───── Information supplied ─────

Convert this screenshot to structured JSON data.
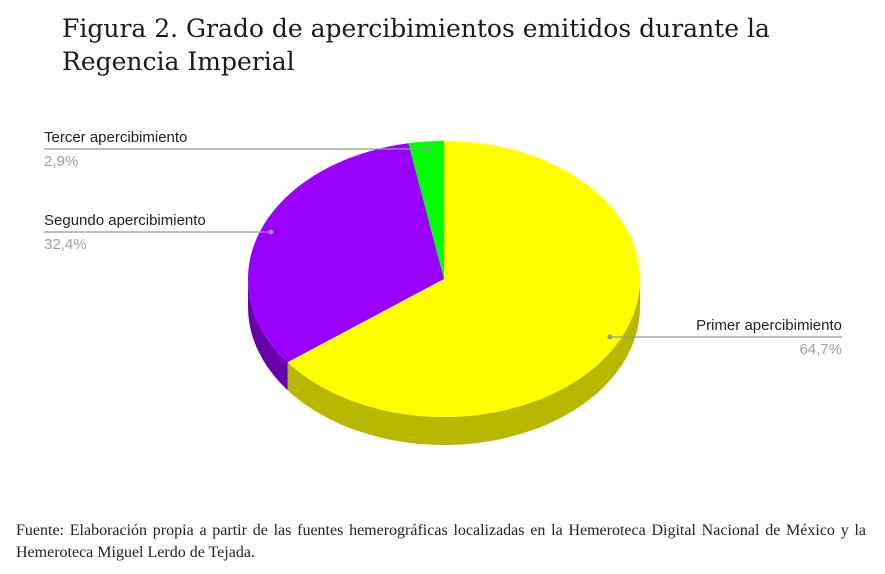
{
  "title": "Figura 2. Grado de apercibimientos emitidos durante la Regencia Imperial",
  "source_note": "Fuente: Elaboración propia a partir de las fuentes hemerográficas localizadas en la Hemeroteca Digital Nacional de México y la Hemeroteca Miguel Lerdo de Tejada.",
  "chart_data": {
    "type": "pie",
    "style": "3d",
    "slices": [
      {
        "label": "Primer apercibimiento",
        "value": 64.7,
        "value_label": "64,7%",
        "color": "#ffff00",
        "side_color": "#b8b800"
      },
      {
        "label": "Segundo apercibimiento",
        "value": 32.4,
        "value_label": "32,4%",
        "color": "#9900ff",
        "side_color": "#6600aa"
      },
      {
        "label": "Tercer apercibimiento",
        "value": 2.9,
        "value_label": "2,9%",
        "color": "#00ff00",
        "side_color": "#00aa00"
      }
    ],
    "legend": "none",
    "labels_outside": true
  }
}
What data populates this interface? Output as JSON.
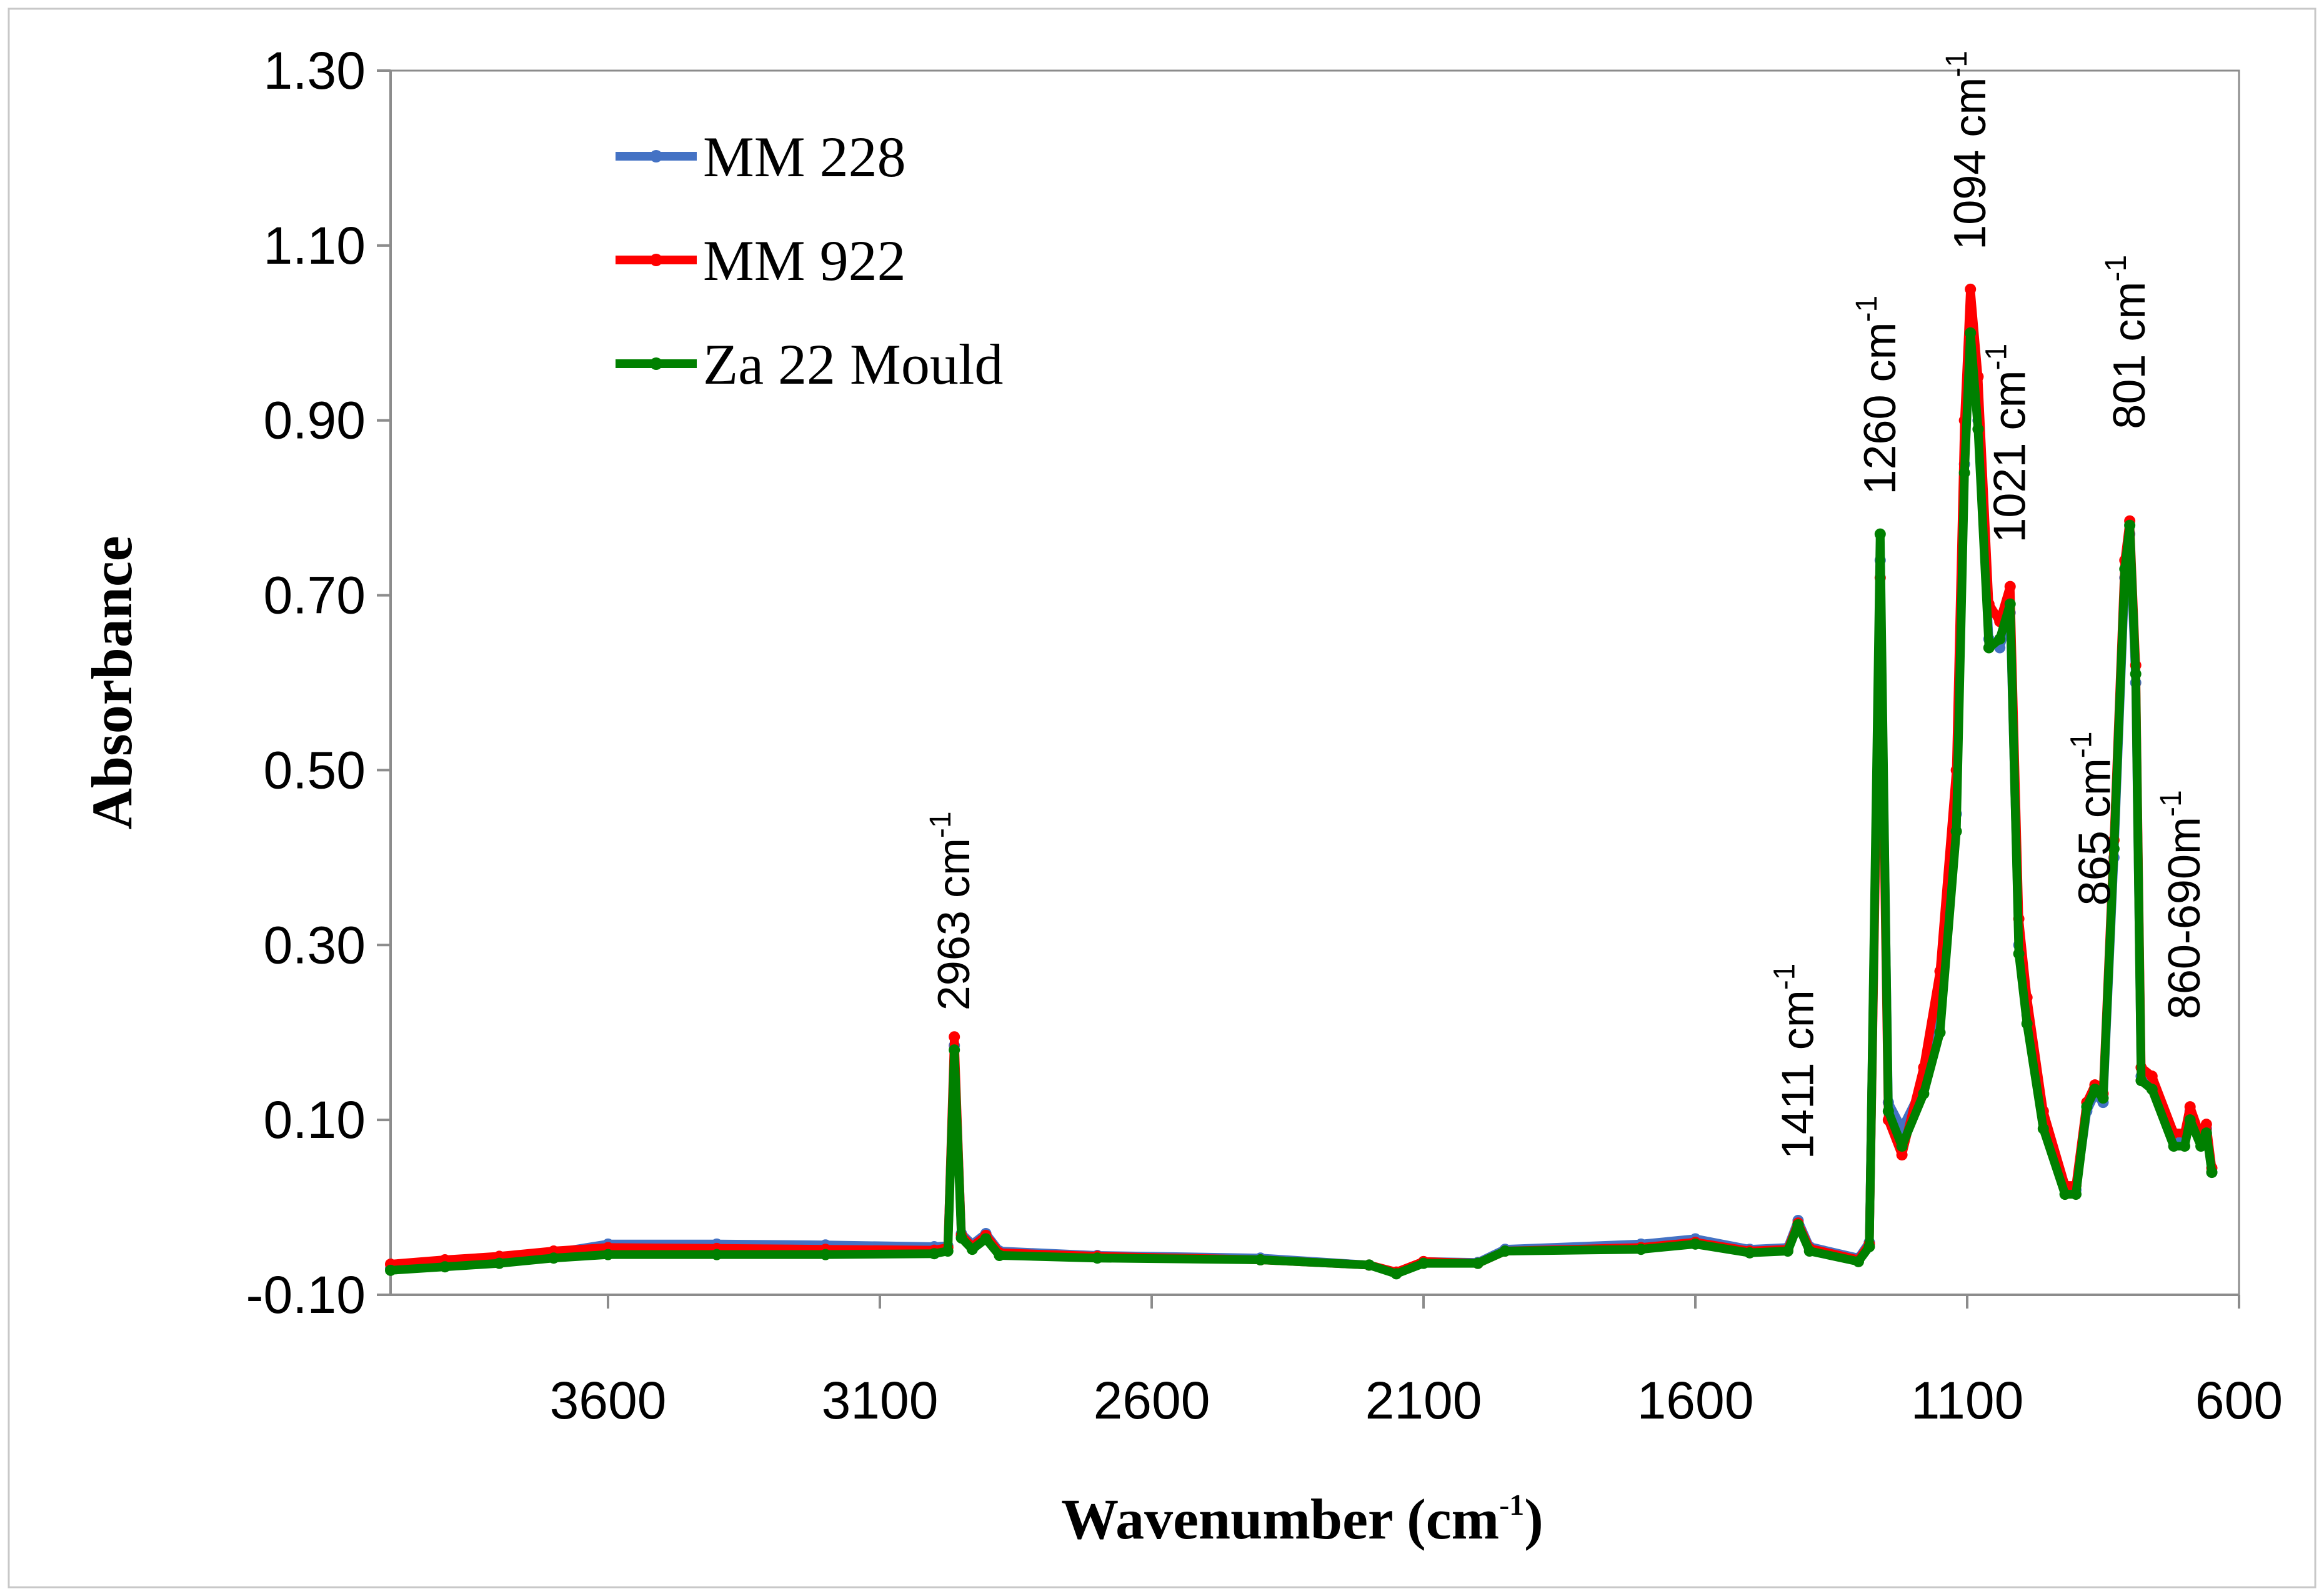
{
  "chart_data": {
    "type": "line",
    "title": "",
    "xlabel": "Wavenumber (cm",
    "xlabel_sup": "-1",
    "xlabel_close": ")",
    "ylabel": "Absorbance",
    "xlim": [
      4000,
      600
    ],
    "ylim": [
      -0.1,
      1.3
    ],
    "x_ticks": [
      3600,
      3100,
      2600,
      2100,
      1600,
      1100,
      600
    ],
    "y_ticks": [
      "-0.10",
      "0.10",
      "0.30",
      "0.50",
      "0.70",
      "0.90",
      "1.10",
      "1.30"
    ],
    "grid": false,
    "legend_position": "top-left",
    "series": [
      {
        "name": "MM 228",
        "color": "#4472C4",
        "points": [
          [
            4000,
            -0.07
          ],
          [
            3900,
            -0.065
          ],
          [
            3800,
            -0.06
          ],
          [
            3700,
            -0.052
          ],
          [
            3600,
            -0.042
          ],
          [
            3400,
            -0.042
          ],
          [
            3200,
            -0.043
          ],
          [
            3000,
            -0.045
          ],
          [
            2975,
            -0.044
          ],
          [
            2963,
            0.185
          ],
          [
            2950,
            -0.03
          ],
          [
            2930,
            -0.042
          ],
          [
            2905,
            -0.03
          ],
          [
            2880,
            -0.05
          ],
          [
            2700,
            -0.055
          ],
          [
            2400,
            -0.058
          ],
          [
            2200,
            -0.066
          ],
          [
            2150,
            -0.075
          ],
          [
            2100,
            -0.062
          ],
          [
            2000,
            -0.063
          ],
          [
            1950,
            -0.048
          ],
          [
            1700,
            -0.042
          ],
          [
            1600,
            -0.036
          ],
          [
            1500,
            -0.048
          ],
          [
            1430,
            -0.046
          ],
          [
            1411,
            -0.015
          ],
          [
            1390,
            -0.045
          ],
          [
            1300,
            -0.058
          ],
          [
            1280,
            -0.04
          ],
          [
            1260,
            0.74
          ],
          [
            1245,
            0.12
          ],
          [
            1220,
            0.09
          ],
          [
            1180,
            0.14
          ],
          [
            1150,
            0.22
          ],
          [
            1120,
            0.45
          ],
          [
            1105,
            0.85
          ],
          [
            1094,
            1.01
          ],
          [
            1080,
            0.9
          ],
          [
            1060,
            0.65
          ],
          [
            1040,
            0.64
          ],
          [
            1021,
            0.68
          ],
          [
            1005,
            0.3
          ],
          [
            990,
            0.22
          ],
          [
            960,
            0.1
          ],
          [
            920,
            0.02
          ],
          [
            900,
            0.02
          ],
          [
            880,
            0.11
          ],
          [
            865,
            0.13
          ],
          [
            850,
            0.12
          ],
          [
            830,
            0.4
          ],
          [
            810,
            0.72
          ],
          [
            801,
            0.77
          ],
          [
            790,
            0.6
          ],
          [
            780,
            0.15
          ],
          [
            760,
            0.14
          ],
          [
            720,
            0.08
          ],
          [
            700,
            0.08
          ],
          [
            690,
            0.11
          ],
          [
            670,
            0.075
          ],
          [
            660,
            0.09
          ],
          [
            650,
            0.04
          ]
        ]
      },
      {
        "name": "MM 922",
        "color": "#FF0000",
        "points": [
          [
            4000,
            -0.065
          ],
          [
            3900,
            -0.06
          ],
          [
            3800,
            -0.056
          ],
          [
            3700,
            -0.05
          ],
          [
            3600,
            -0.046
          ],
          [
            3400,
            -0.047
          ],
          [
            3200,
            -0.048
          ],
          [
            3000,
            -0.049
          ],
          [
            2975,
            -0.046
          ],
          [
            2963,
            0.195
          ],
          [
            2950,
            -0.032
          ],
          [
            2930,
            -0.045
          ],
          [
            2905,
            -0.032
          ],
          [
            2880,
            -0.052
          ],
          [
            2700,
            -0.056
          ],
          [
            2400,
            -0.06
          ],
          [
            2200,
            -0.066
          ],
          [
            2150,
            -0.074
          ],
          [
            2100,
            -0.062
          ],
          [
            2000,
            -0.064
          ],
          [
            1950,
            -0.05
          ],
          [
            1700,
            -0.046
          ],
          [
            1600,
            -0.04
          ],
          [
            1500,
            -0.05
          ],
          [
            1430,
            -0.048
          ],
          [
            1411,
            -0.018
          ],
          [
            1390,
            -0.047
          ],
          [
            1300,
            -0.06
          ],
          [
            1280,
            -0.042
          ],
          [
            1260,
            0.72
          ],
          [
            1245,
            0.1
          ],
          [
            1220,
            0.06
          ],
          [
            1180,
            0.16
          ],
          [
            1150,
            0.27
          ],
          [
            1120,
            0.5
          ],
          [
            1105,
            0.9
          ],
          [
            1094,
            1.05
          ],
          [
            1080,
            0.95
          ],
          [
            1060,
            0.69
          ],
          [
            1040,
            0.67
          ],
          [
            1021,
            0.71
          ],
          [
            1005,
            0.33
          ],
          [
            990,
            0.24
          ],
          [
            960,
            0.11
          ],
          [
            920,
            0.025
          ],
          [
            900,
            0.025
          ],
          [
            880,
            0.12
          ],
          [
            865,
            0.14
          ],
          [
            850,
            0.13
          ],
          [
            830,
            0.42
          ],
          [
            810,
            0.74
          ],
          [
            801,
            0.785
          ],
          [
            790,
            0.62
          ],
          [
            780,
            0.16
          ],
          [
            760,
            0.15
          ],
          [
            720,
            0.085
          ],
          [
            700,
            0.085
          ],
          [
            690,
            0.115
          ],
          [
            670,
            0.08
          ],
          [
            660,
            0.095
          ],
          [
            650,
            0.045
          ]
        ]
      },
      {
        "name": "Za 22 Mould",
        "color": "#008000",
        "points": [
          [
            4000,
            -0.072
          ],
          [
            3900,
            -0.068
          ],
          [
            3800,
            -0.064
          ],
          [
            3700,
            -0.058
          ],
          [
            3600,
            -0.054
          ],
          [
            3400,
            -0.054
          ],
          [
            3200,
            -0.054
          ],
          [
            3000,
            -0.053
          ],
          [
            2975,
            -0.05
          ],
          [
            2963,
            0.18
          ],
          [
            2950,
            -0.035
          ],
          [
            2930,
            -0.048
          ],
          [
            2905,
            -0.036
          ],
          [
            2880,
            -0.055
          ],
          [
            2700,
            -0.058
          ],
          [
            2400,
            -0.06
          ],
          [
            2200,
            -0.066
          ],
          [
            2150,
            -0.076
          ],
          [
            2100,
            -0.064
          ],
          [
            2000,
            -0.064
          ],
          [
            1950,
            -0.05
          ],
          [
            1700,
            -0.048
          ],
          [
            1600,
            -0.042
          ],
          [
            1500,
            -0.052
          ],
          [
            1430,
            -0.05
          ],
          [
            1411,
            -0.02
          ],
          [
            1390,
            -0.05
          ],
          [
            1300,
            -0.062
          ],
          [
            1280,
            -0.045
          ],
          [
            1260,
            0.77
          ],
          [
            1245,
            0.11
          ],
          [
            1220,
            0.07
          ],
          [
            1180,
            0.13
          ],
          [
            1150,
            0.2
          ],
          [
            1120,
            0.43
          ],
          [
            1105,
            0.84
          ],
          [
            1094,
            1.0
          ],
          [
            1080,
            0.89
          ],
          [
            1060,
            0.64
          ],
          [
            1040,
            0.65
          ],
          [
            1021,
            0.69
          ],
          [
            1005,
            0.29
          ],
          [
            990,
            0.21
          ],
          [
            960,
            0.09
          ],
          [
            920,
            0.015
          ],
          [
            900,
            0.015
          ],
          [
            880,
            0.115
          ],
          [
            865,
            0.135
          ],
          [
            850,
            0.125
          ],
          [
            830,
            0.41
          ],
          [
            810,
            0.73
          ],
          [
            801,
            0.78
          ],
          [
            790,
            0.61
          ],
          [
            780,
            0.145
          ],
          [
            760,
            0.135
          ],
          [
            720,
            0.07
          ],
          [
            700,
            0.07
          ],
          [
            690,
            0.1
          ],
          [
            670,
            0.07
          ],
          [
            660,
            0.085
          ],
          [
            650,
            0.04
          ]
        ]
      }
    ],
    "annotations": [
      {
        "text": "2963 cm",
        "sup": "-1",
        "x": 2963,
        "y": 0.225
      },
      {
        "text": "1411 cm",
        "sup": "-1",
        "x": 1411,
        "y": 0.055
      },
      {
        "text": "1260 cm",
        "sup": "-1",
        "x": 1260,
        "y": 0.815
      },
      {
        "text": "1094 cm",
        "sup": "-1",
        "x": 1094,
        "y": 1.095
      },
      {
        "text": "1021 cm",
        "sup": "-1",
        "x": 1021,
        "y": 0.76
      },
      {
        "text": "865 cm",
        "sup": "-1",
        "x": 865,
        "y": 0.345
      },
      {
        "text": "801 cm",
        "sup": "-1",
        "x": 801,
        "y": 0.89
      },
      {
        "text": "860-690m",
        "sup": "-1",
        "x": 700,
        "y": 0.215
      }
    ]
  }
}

─────

● Written request: Copy every line of the records above that holds the word "this".

● Task solution:
Convert this screenshot to structured JSON data.
What data populates this interface? Output as JSON.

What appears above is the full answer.